_PROVIDED RECORDS_
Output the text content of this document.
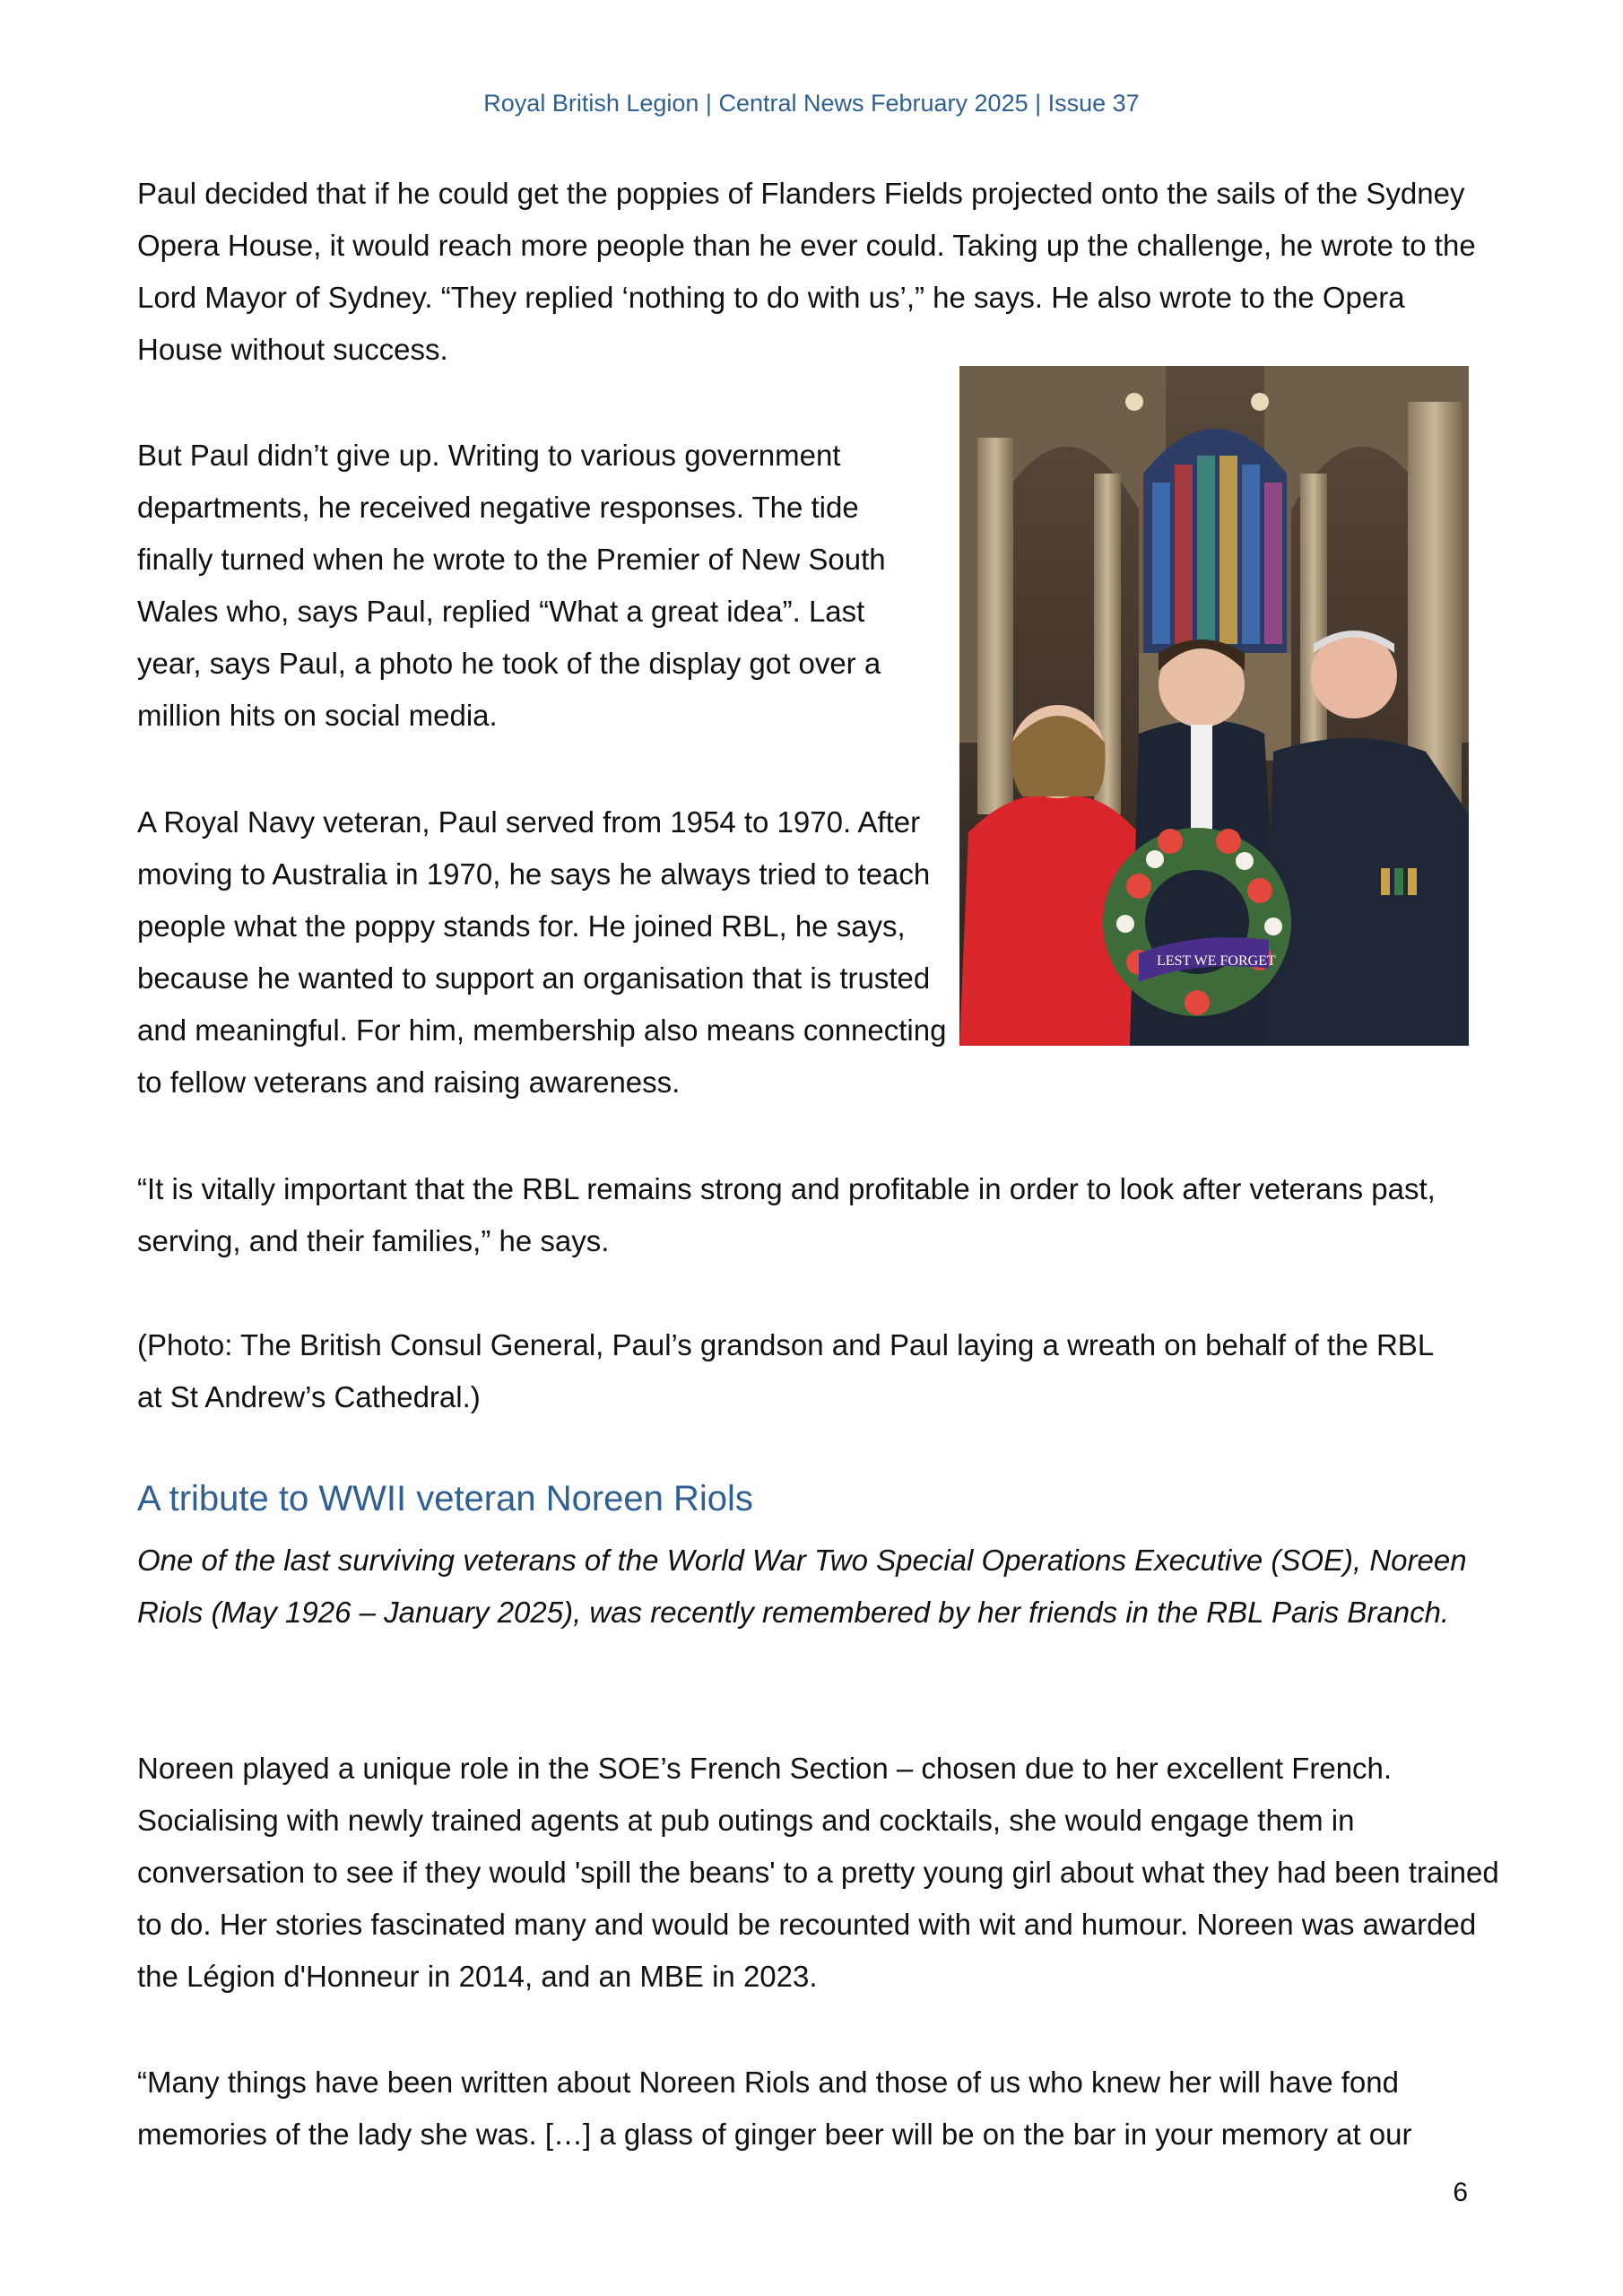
Royal British Legion | Central News February 2025 | Issue 37

Paul decided that if he could get the poppies of Flanders Fields projected onto the sails of the Sydney Opera House, it would reach more people than he ever could. Taking up the challenge, he wrote to the Lord Mayor of Sydney. “They replied ‘nothing to do with us’,” he says. He also wrote to the Opera House without success.

But Paul didn’t give up. Writing to various government departments, he received negative responses. The tide finally turned when he wrote to the Premier of New South Wales who, says Paul, replied “What a great idea”. Last year, says Paul, a photo he took of the display got over a million hits on social media.

A Royal Navy veteran, Paul served from 1954 to 1970. After moving to Australia in 1970, he says he always tried to teach people what the poppy stands for. He joined RBL, he says, because he wanted to support an organisation that is trusted and meaningful. For him, membership also means connecting to fellow veterans and raising awareness.

“It is vitally important that the RBL remains strong and profitable in order to look after veterans past, serving, and their families,” he says.

(Photo: The British Consul General, Paul’s grandson and Paul laying a wreath on behalf of the RBL at St Andrew’s Cathedral.)

LEST WE FORGET
A tribute to WWII veteran Noreen Riols

One of the last surviving veterans of the World War Two Special Operations Executive (SOE), Noreen Riols (May 1926 – January 2025), was recently remembered by her friends in the RBL Paris Branch.

Noreen played a unique role in the SOE’s French Section – chosen due to her excellent French. Socialising with newly trained agents at pub outings and cocktails, she would engage them in conversation to see if they would 'spill the beans' to a pretty young girl about what they had been trained to do. Her stories fascinated many and would be recounted with wit and humour. Noreen was awarded the Légion d'Honneur in 2014, and an MBE in 2023.

“Many things have been written about Noreen Riols and those of us who knew her will have fond memories of the lady she was. […] a glass of ginger beer will be on the bar in your memory at our

6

_SET EXERCISE_
Work out the number of lines above that include the string "been" and write only that number.

_OUTPUT BELOW_
2